* Begin *

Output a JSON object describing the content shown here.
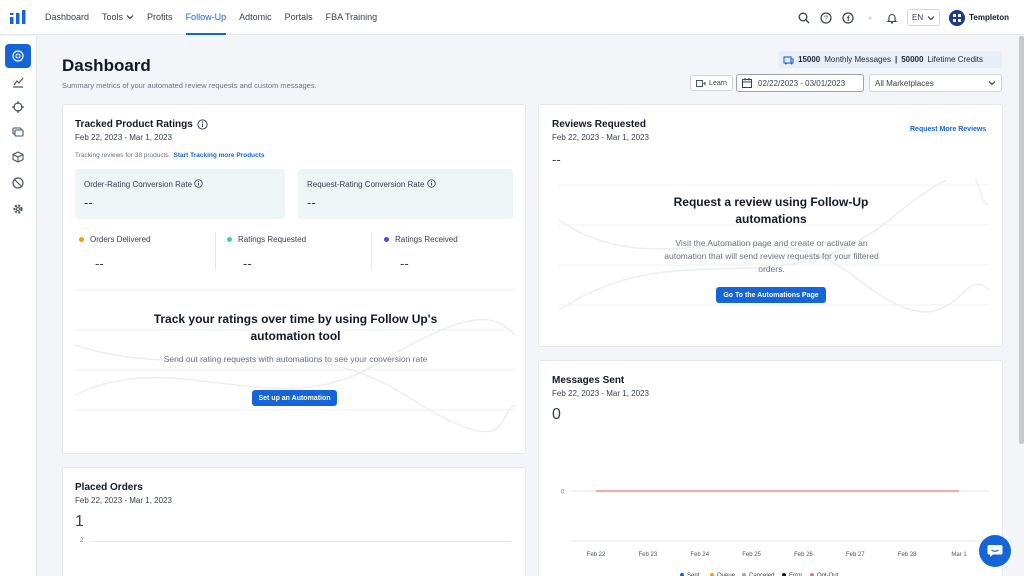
{
  "nav": {
    "items": [
      {
        "label": "Dashboard",
        "active": false,
        "caret": false
      },
      {
        "label": "Tools",
        "active": false,
        "caret": true
      },
      {
        "label": "Profits",
        "active": false,
        "caret": false
      },
      {
        "label": "Follow-Up",
        "active": true,
        "caret": false
      },
      {
        "label": "Adtomic",
        "active": false,
        "caret": false
      },
      {
        "label": "Portals",
        "active": false,
        "caret": false
      },
      {
        "label": "FBA Training",
        "active": false,
        "caret": false
      }
    ],
    "language": "EN",
    "user_name": "Templeton"
  },
  "sidebar": {
    "icons": [
      "dashboard-gauge-icon",
      "chart-icon",
      "target-icon",
      "messages-icon",
      "box-icon",
      "block-icon",
      "gear-icon"
    ]
  },
  "header": {
    "title": "Dashboard",
    "subtitle": "Summary metrics of your automated review requests and custom messages.",
    "monthly_messages_value": "15000",
    "monthly_messages_label": "Monthly Messages",
    "separator": "|",
    "lifetime_credits_value": "50000",
    "lifetime_credits_label": "Lifetime Credits",
    "learn_label": "Learn",
    "date_range": "02/22/2023 - 03/01/2023",
    "marketplace": "All Marketplaces"
  },
  "tracked": {
    "title": "Tracked Product Ratings",
    "date": "Feb 22, 2023 - Mar 1, 2023",
    "tracking_text": "Tracking reviews for 38 products",
    "tracking_link": "Start Tracking more Products",
    "order_rating_label": "Order-Rating Conversion Rate",
    "order_rating_value": "--",
    "request_rating_label": "Request-Rating Conversion Rate",
    "request_rating_value": "--",
    "stats": [
      {
        "label": "Orders Delivered",
        "value": "--",
        "color": "#f59e0b"
      },
      {
        "label": "Ratings Requested",
        "value": "--",
        "color": "#34d399"
      },
      {
        "label": "Ratings Received",
        "value": "--",
        "color": "#4f46e5"
      }
    ],
    "empty_title": "Track your ratings over time by using Follow Up's automation tool",
    "empty_text": "Send out rating requests with automations to see your conversion rate",
    "cta_label": "Set up an Automation"
  },
  "reviews": {
    "title": "Reviews Requested",
    "date": "Feb 22, 2023 - Mar 1, 2023",
    "link": "Request More Reviews",
    "value": "--",
    "empty_title": "Request a review using Follow-Up automations",
    "empty_text": "Visit the Automation page and create or activate an automation that will send review requests for your filtered orders.",
    "cta_label": "Go To the Automations Page"
  },
  "placed": {
    "title": "Placed Orders",
    "date": "Feb 22, 2023 - Mar 1, 2023",
    "value": "1",
    "y_tick": "2"
  },
  "messages": {
    "title": "Messages Sent",
    "date": "Feb 22, 2023 - Mar 1, 2023",
    "value": "0",
    "legend": [
      {
        "label": "Sent",
        "color": "#1565d8"
      },
      {
        "label": "Queue",
        "color": "#f59e0b"
      },
      {
        "label": "Canceled",
        "color": "#9ca3af"
      },
      {
        "label": "Error",
        "color": "#111827"
      },
      {
        "label": "Opt-Out",
        "color": "#f87171"
      }
    ]
  },
  "chart_data": {
    "type": "line",
    "title": "Messages Sent",
    "categories": [
      "Feb 22",
      "Feb 23",
      "Feb 24",
      "Feb 25",
      "Feb 26",
      "Feb 27",
      "Feb 28",
      "Mar 1"
    ],
    "y_ticks": [
      "0"
    ],
    "series": [
      {
        "name": "Opt-Out",
        "values": [
          0,
          0,
          0,
          0,
          0,
          0,
          0,
          0
        ],
        "color": "#f87171"
      }
    ],
    "legend_placement": "bottom",
    "grid": true
  }
}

* End *

From the listing above, copy all lines holding the word "requests".

    "subtitle": "Summary metrics of your automated review requests and custom messages.",
    "empty_text": "Send out rating requests with automations to see your conversion rate",
    "empty_text": "Visit the Automation page and create or activate an automation that will send review requests for your filtered orders.",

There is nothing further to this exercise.